Will you print the material below without altering a single character?

>> start Task material

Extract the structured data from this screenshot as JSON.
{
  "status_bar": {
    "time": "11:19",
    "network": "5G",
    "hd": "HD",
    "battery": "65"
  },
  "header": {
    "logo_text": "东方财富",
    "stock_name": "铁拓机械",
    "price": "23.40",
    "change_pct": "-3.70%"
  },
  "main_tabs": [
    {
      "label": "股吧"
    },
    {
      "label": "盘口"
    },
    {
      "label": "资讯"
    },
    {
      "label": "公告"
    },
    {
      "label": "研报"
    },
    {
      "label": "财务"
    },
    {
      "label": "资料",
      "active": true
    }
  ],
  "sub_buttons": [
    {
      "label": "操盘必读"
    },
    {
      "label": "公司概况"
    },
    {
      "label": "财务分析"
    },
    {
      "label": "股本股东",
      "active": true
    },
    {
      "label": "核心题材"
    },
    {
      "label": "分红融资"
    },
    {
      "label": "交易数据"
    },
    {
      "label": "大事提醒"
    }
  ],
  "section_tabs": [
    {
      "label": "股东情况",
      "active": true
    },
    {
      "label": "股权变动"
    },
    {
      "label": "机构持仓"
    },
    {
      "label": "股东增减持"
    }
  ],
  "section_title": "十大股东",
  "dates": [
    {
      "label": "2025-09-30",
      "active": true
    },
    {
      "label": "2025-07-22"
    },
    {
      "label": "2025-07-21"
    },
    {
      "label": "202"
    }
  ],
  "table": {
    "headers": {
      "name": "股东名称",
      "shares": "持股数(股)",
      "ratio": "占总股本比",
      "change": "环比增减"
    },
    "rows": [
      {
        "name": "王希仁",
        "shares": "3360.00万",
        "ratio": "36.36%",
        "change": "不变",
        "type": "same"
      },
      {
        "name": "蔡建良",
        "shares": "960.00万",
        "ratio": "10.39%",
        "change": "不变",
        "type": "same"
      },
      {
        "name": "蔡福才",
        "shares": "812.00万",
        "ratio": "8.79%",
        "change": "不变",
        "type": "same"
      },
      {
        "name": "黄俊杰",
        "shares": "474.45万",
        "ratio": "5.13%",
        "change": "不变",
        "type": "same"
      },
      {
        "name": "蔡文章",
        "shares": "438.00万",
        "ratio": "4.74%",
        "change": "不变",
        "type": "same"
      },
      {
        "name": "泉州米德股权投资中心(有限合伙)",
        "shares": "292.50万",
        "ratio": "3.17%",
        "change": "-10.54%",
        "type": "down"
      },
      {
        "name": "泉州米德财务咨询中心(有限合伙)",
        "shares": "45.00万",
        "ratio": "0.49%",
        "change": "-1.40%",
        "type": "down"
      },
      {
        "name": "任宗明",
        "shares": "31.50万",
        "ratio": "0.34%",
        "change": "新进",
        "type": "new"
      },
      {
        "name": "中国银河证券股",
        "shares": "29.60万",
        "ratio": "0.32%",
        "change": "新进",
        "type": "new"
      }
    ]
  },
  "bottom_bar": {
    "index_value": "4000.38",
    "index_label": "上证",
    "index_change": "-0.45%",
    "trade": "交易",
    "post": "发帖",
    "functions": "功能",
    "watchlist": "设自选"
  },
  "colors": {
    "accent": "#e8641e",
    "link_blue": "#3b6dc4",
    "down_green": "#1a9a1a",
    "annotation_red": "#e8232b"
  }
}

>> end Task material

_Response to this task_
Extract the structured data from this screenshot as JSON.
{
  "status_bar": {
    "time": "11:19",
    "network": "5G",
    "hd": "HD",
    "battery": "65"
  },
  "header": {
    "logo_text": "东方财富",
    "stock_name": "铁拓机械",
    "price": "23.40",
    "change_pct": "-3.70%"
  },
  "main_tabs": [
    {
      "label": "股吧"
    },
    {
      "label": "盘口"
    },
    {
      "label": "资讯"
    },
    {
      "label": "公告"
    },
    {
      "label": "研报"
    },
    {
      "label": "财务"
    },
    {
      "label": "资料",
      "active": true
    }
  ],
  "sub_buttons": [
    {
      "label": "操盘必读"
    },
    {
      "label": "公司概况"
    },
    {
      "label": "财务分析"
    },
    {
      "label": "股本股东",
      "active": true
    },
    {
      "label": "核心题材"
    },
    {
      "label": "分红融资"
    },
    {
      "label": "交易数据"
    },
    {
      "label": "大事提醒"
    }
  ],
  "section_tabs": [
    {
      "label": "股东情况",
      "active": true
    },
    {
      "label": "股权变动"
    },
    {
      "label": "机构持仓"
    },
    {
      "label": "股东增减持"
    }
  ],
  "section_title": "十大股东",
  "dates": [
    {
      "label": "2025-09-30",
      "active": true
    },
    {
      "label": "2025-07-22"
    },
    {
      "label": "2025-07-21"
    },
    {
      "label": "202"
    }
  ],
  "table": {
    "headers": {
      "name": "股东名称",
      "shares": "持股数(股)",
      "ratio": "占总股本比",
      "change": "环比增减"
    },
    "rows": [
      {
        "name": "王希仁",
        "shares": "3360.00万",
        "ratio": "36.36%",
        "change": "不变",
        "type": "same"
      },
      {
        "name": "蔡建良",
        "shares": "960.00万",
        "ratio": "10.39%",
        "change": "不变",
        "type": "same"
      },
      {
        "name": "蔡福才",
        "shares": "812.00万",
        "ratio": "8.79%",
        "change": "不变",
        "type": "same"
      },
      {
        "name": "黄俊杰",
        "shares": "474.45万",
        "ratio": "5.13%",
        "change": "不变",
        "type": "same"
      },
      {
        "name": "蔡文章",
        "shares": "438.00万",
        "ratio": "4.74%",
        "change": "不变",
        "type": "same"
      },
      {
        "name": "泉州米德股权投资中心(有限合伙)",
        "shares": "292.50万",
        "ratio": "3.17%",
        "change": "-10.54%",
        "type": "down"
      },
      {
        "name": "泉州米德财务咨询中心(有限合伙)",
        "shares": "45.00万",
        "ratio": "0.49%",
        "change": "-1.40%",
        "type": "down"
      },
      {
        "name": "任宗明",
        "shares": "31.50万",
        "ratio": "0.34%",
        "change": "新进",
        "type": "new"
      },
      {
        "name": "中国银河证券股",
        "shares": "29.60万",
        "ratio": "0.32%",
        "change": "新进",
        "type": "new"
      }
    ]
  },
  "bottom_bar": {
    "index_value": "4000.38",
    "index_label": "上证",
    "index_change": "-0.45%",
    "trade": "交易",
    "post": "发帖",
    "functions": "功能",
    "watchlist": "设自选"
  },
  "colors": {
    "accent": "#e8641e",
    "link_blue": "#3b6dc4",
    "down_green": "#1a9a1a",
    "annotation_red": "#e8232b"
  }
}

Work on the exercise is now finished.